> **WHAT YOU HAVE TO DO**: Each line that holds the word "reason" counts once; give the total for the records below and nothing else.

> **DATA PROVIDED**:

▬▬▬▬▬▬

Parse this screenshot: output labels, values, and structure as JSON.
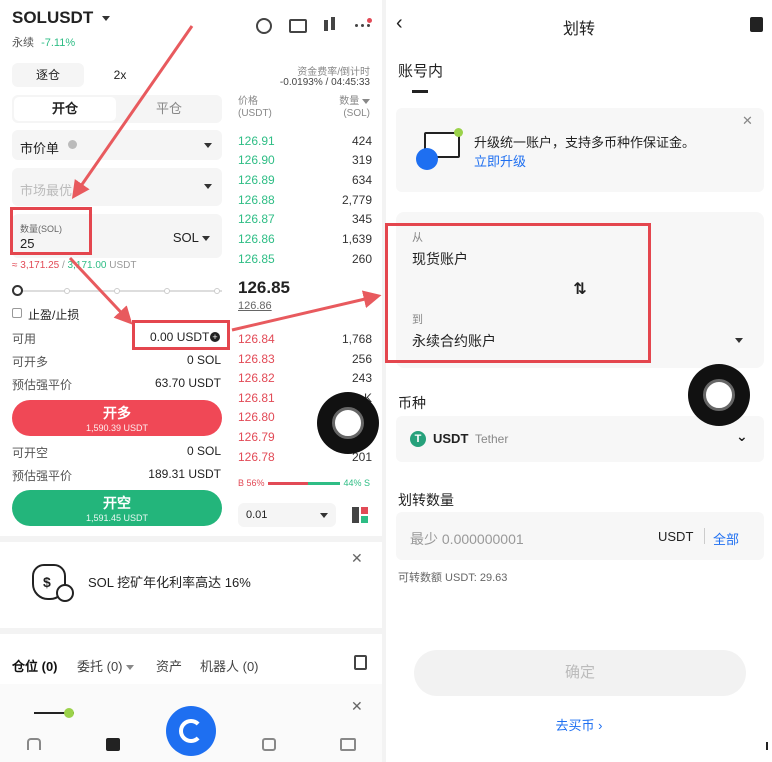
{
  "left": {
    "symbol": "SOLUSDT",
    "contract_type": "永续",
    "change": "-7.11%",
    "funding_label": "资金费率/倒计时",
    "funding_value": "-0.0193% / 04:45:33",
    "margin_mode": "逐仓",
    "leverage": "2x",
    "tab_open": "开仓",
    "tab_close": "平仓",
    "order_type": "市价单",
    "price_placeholder": "市场最优",
    "qty_label": "数量(SOL)",
    "qty_value": "25",
    "qty_unit": "SOL",
    "qty_approx_red": "≈ 3,171.25",
    "qty_approx_green": "3,171.00",
    "qty_approx_unit": "USDT",
    "tpsl_label": "止盈/止损",
    "available_label": "可用",
    "available_value": "0.00 USDT",
    "can_open_long_label": "可开多",
    "can_open_long_value": "0 SOL",
    "liq_price_label_1": "预估强平价",
    "liq_price_value_1": "63.70 USDT",
    "buy_label": "开多",
    "buy_sub": "1,590.39 USDT",
    "can_open_short_label": "可开空",
    "can_open_short_value": "0 SOL",
    "liq_price_label_2": "预估强平价",
    "liq_price_value_2": "189.31 USDT",
    "sell_label": "开空",
    "sell_sub": "1,591.45 USDT",
    "book_header_price": "价格",
    "book_header_price_unit": "(USDT)",
    "book_header_qty": "数量",
    "book_header_qty_unit": "(SOL)",
    "asks": [
      {
        "price": "126.91",
        "qty": "424"
      },
      {
        "price": "126.90",
        "qty": "319"
      },
      {
        "price": "126.89",
        "qty": "634"
      },
      {
        "price": "126.88",
        "qty": "2,779"
      },
      {
        "price": "126.87",
        "qty": "345"
      },
      {
        "price": "126.86",
        "qty": "1,639"
      },
      {
        "price": "126.85",
        "qty": "260"
      }
    ],
    "mid_price": "126.85",
    "mid_sub": "126.86",
    "bids": [
      {
        "price": "126.84",
        "qty": "1,768"
      },
      {
        "price": "126.83",
        "qty": "256"
      },
      {
        "price": "126.82",
        "qty": "243"
      },
      {
        "price": "126.81",
        "qty": "…K"
      },
      {
        "price": "126.80",
        "qty": ""
      },
      {
        "price": "126.79",
        "qty": ""
      },
      {
        "price": "126.78",
        "qty": "201"
      }
    ],
    "ratio_buy": "B 56%",
    "ratio_sell": "44% S",
    "ratio_buy_fraction": 0.56,
    "tick_size": "0.01",
    "promo_text": "SOL 挖矿年化利率高达 16%",
    "bottom_tabs": [
      "仓位 (0)",
      "委托 (0)",
      "资产",
      "机器人 (0)"
    ]
  },
  "right": {
    "title": "划转",
    "section_title": "账号内",
    "upgrade_text": "升级统一账户，支持多币种作保证金。",
    "upgrade_link": "立即升级",
    "from_label": "从",
    "from_value": "现货账户",
    "to_label": "到",
    "to_value": "永续合约账户",
    "coin_label": "币种",
    "coin_symbol": "USDT",
    "coin_name": "Tether",
    "amount_label": "划转数量",
    "amount_placeholder": "最少 0.000000001",
    "amount_unit": "USDT",
    "amount_all": "全部",
    "transferable": "可转数额 USDT: 29.63",
    "confirm": "确定",
    "buy_coin": "去买币"
  },
  "colors": {
    "green": "#2ebd85",
    "red": "#e24a56",
    "blue": "#1e6ff1",
    "annotation": "#e4464e"
  }
}
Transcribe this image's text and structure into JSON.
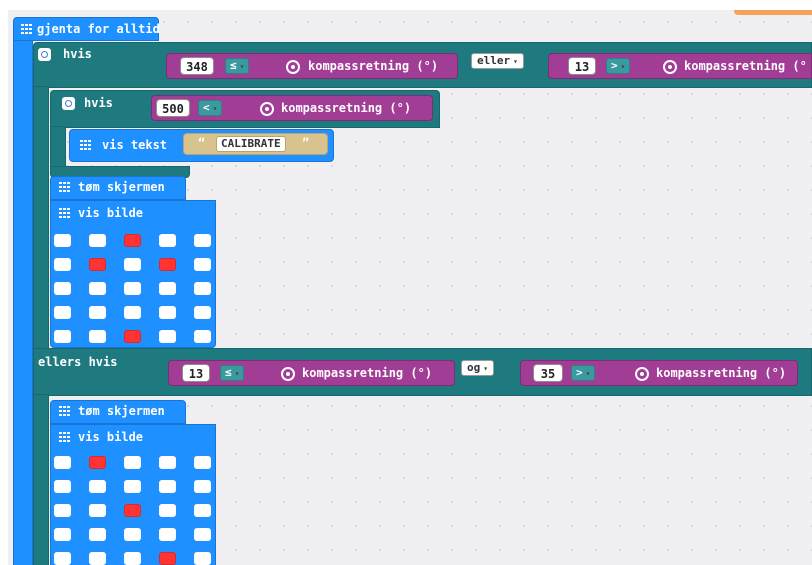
{
  "colors": {
    "basic_blue": "#1E90FF",
    "logic_teal": "#1F7A80",
    "input_purple": "#A23D95",
    "text_tan": "#D8C38F",
    "led_on": "#FF3333",
    "led_off": "#FFFFFF"
  },
  "blocks": {
    "forever_label": "gjenta for alltid",
    "if_label": "hvis",
    "inner_if_label": "hvis",
    "show_text_label": "vis tekst",
    "clear_screen_label": "tøm skjermen",
    "show_image_label": "vis bilde",
    "else_if_label": "ellers hvis",
    "clear_screen_2_label": "tøm skjermen",
    "show_image_2_label": "vis bilde"
  },
  "conditions": {
    "c1": {
      "value": "348",
      "operator": "≤",
      "sensor": "kompassretning (°)"
    },
    "or_operator": "eller",
    "c2": {
      "value": "13",
      "operator": ">",
      "sensor": "kompassretning (°"
    },
    "inner": {
      "value": "500",
      "operator": "<",
      "sensor": "kompassretning (°)"
    },
    "c3": {
      "value": "13",
      "operator": "≤",
      "sensor": "kompassretning (°)"
    },
    "and_operator": "og",
    "c4": {
      "value": "35",
      "operator": ">",
      "sensor": "kompassretning (°)"
    }
  },
  "text_value": "CALIBRATE",
  "quote_open": "“",
  "quote_close": "”",
  "dropdown_arrow": "▾",
  "image1": [
    [
      0,
      0,
      1,
      0,
      0
    ],
    [
      0,
      1,
      0,
      1,
      0
    ],
    [
      0,
      0,
      0,
      0,
      0
    ],
    [
      0,
      0,
      0,
      0,
      0
    ],
    [
      0,
      0,
      1,
      0,
      0
    ]
  ],
  "image2": [
    [
      0,
      1,
      0,
      0,
      0
    ],
    [
      0,
      0,
      0,
      0,
      0
    ],
    [
      0,
      0,
      1,
      0,
      0
    ],
    [
      0,
      0,
      0,
      0,
      0
    ],
    [
      0,
      0,
      0,
      1,
      0
    ]
  ]
}
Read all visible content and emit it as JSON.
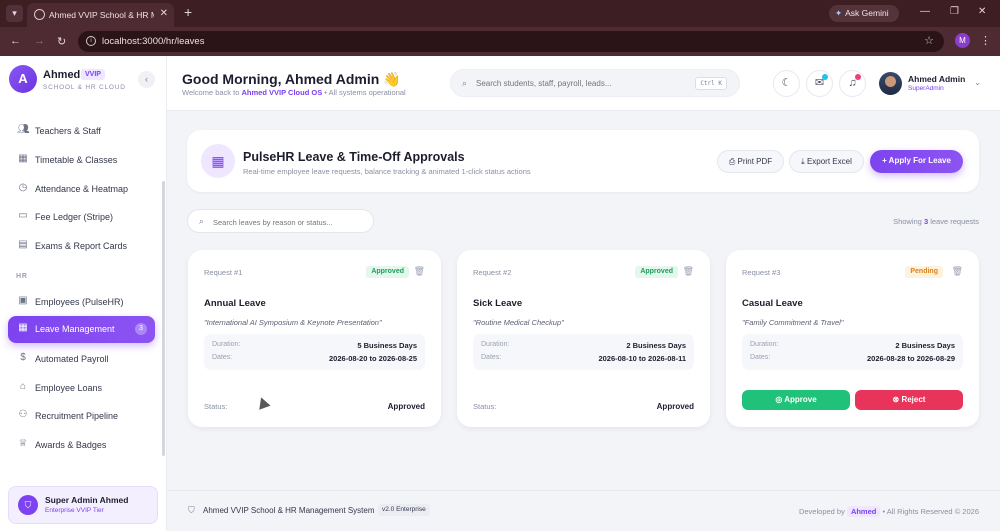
{
  "browser": {
    "tab_title": "Ahmed VVIP School & HR Man",
    "tab_close": "✕",
    "new_tab": "+",
    "gemini_label": "Ask Gemini",
    "url": "localhost:3000/hr/leaves",
    "profile_initial": "M"
  },
  "brand": {
    "name": "Ahmed",
    "badge": "VVIP",
    "subtitle": "SCHOOL & HR CLOUD",
    "logo_letter": "A"
  },
  "sidebar": {
    "items": [
      {
        "label": "Teachers & Staff",
        "icon": "users-icon"
      },
      {
        "label": "Timetable & Classes",
        "icon": "calendar-icon"
      },
      {
        "label": "Attendance & Heatmap",
        "icon": "clock-icon"
      },
      {
        "label": "Fee Ledger (Stripe)",
        "icon": "card-icon"
      },
      {
        "label": "Exams & Report Cards",
        "icon": "clipboard-icon"
      }
    ],
    "section_hr": "HR",
    "hr_items": [
      {
        "label": "Employees (PulseHR)",
        "icon": "briefcase-icon"
      },
      {
        "label": "Leave Management",
        "icon": "calendar-icon",
        "count": "3"
      },
      {
        "label": "Automated Payroll",
        "icon": "dollar-icon"
      },
      {
        "label": "Employee Loans",
        "icon": "bank-icon"
      },
      {
        "label": "Recruitment Pipeline",
        "icon": "user-plus-icon"
      },
      {
        "label": "Awards & Badges",
        "icon": "trophy-icon"
      }
    ],
    "admin_card": {
      "name": "Super Admin Ahmed",
      "tier": "Enterprise VVIP Tier"
    }
  },
  "header": {
    "greeting": "Good Morning, Ahmed Admin 👋",
    "welcome_prefix": "Welcome back to",
    "welcome_brand": "Ahmed VVIP Cloud OS",
    "welcome_suffix": "• All systems operational",
    "search_placeholder": "Search students, staff, payroll, leads...",
    "search_shortcut": "Ctrl K",
    "user_name": "Ahmed Admin",
    "user_role": "SuperAdmin"
  },
  "page": {
    "title": "PulseHR Leave & Time-Off Approvals",
    "subtitle": "Real-time employee leave requests, balance tracking & animated 1-click status actions",
    "print_label": "Print PDF",
    "export_label": "Export Excel",
    "apply_label": "Apply For Leave",
    "search_placeholder": "Search leaves by reason or status...",
    "showing_prefix": "Showing",
    "showing_count": "3",
    "showing_suffix": "leave requests"
  },
  "leave_labels": {
    "duration": "Duration:",
    "dates": "Dates:",
    "status": "Status:",
    "approve": "Approve",
    "reject": "Reject"
  },
  "requests": [
    {
      "id": "Request #1",
      "badge": "Approved",
      "type": "Annual Leave",
      "reason": "\"International AI Symposium & Keynote Presentation\"",
      "duration": "5 Business Days",
      "dates": "2026-08-20 to 2026-08-25",
      "status": "Approved"
    },
    {
      "id": "Request #2",
      "badge": "Approved",
      "type": "Sick Leave",
      "reason": "\"Routine Medical Checkup\"",
      "duration": "2 Business Days",
      "dates": "2026-08-10 to 2026-08-11",
      "status": "Approved"
    },
    {
      "id": "Request #3",
      "badge": "Pending",
      "type": "Casual Leave",
      "reason": "\"Family Commitment & Travel\"",
      "duration": "2 Business Days",
      "dates": "2026-08-28 to 2026-08-29",
      "status": "Pending"
    }
  ],
  "footer": {
    "system": "Ahmed VVIP School & HR Management System",
    "version": "v2.0 Enterprise",
    "dev_prefix": "Developed by",
    "dev_name": "Ahmed",
    "dev_suffix": "• All Rights Reserved © 2026"
  }
}
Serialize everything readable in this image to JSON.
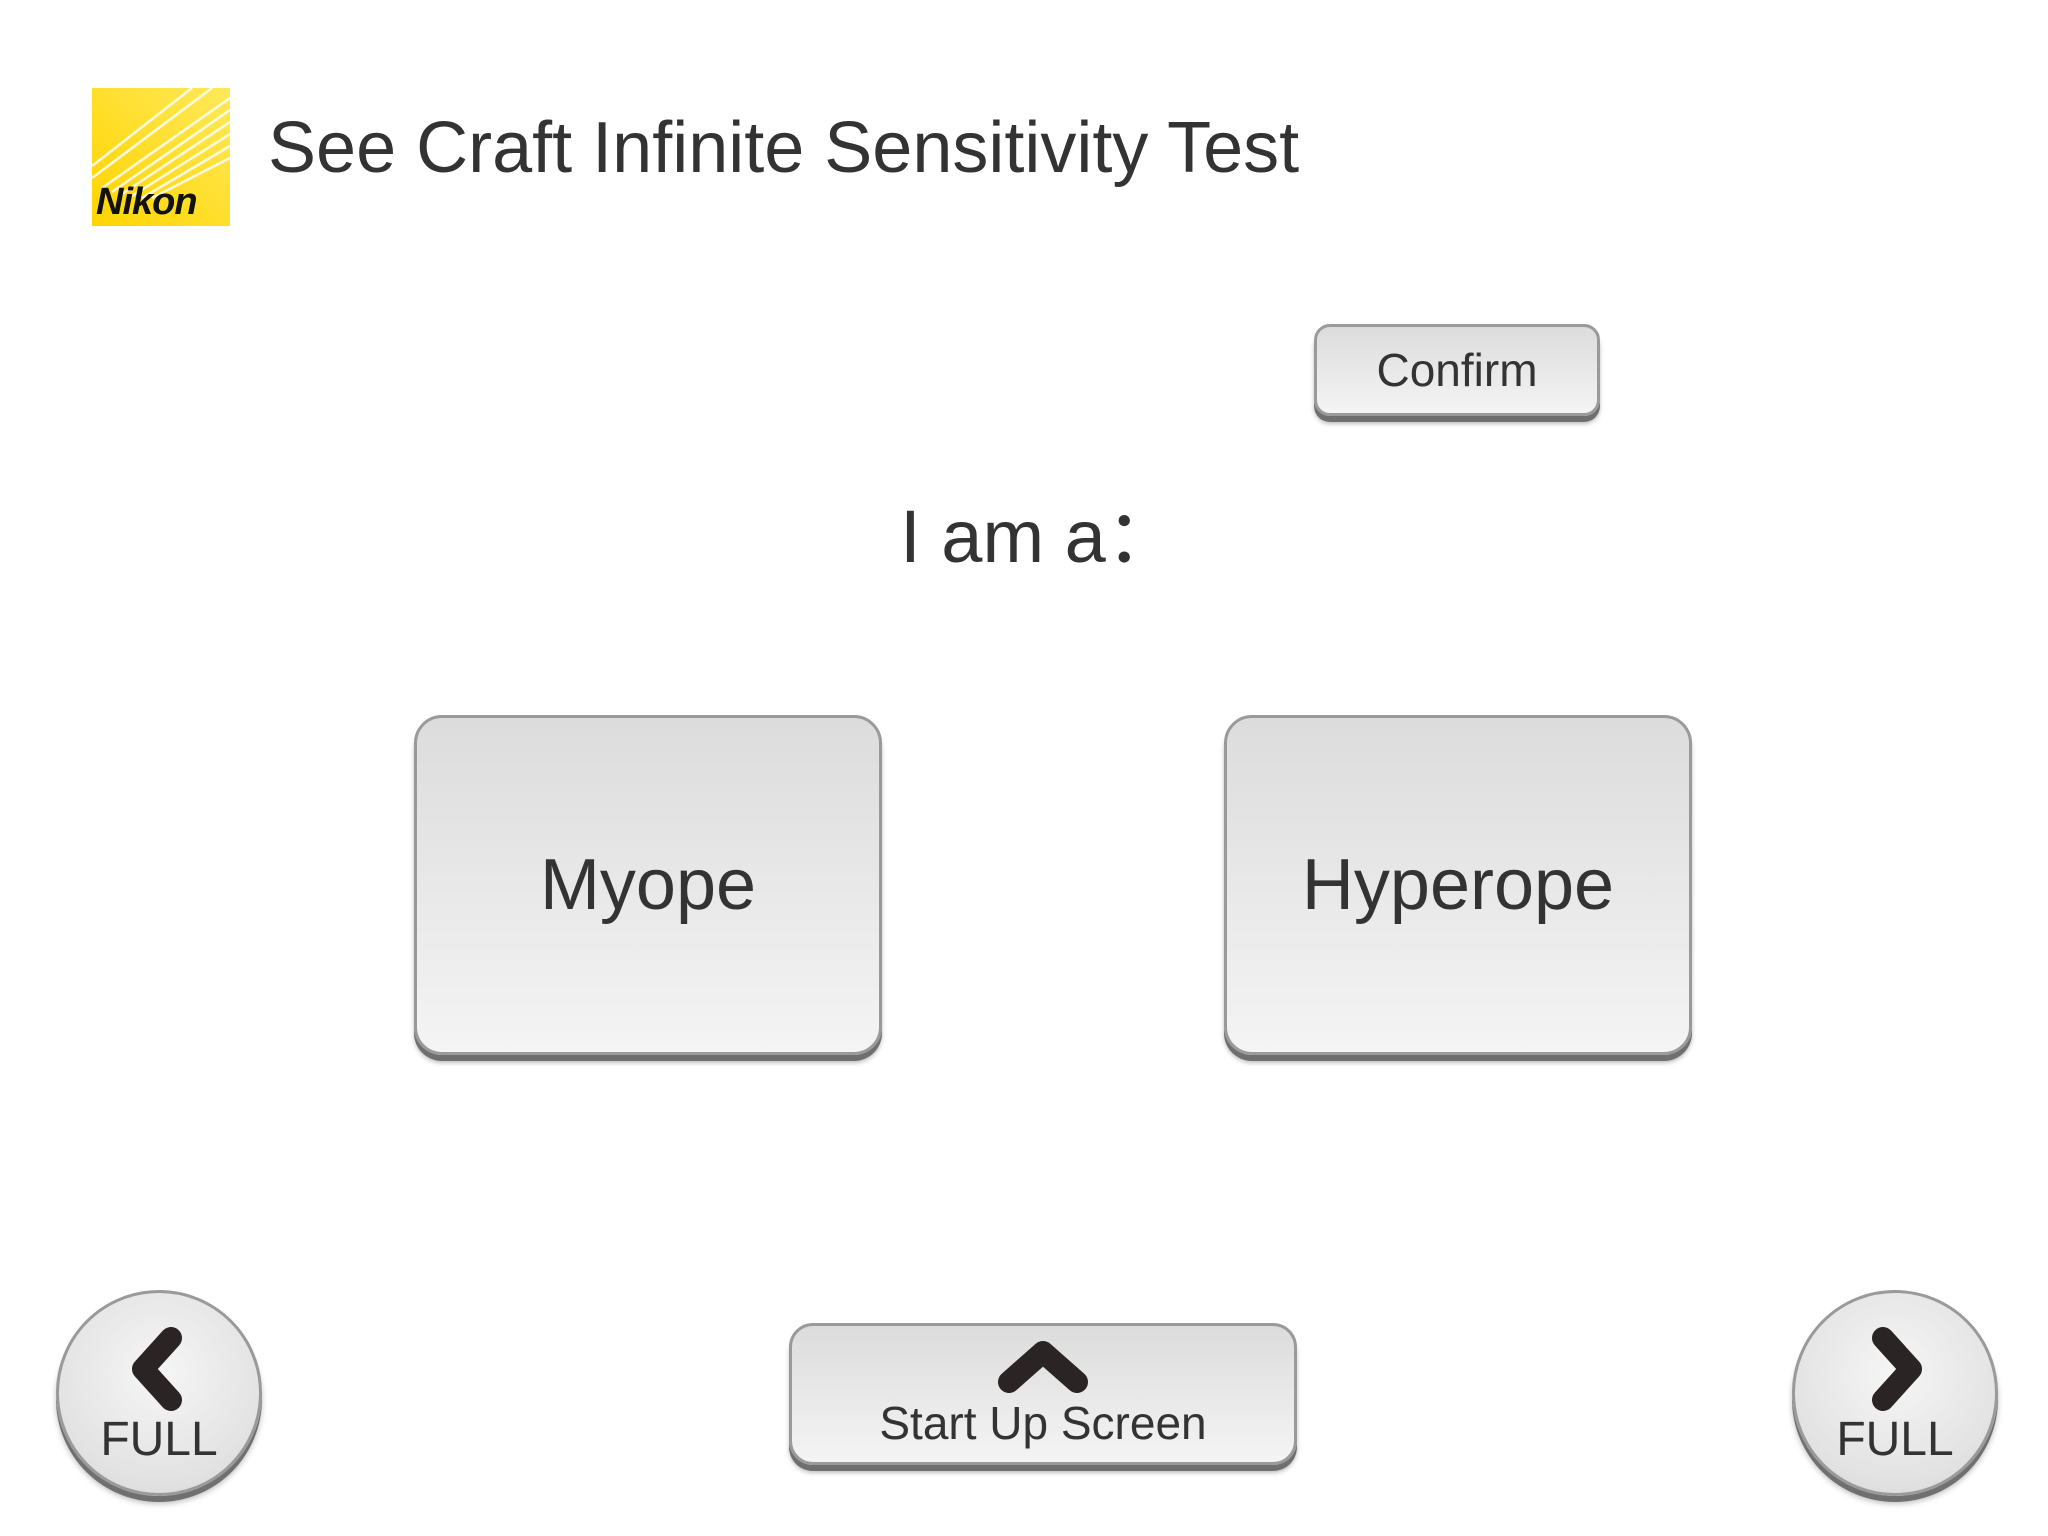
{
  "brand": {
    "logo_text": "Nikon",
    "logo_color": "#FFE100"
  },
  "header": {
    "title": "See Craft Infinite Sensitivity Test"
  },
  "actions": {
    "confirm_label": "Confirm"
  },
  "prompt": {
    "text": "I am a："
  },
  "choices": [
    {
      "label": "Myope"
    },
    {
      "label": "Hyperope"
    }
  ],
  "navigation": {
    "back": {
      "label": "FULL",
      "icon": "chevron-left-icon"
    },
    "home": {
      "label": "Start Up Screen",
      "icon": "chevron-up-icon"
    },
    "next": {
      "label": "FULL",
      "icon": "chevron-right-icon"
    }
  }
}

▬▬▬▬▬▬

> **ANSWER FOR THE TASK**: 4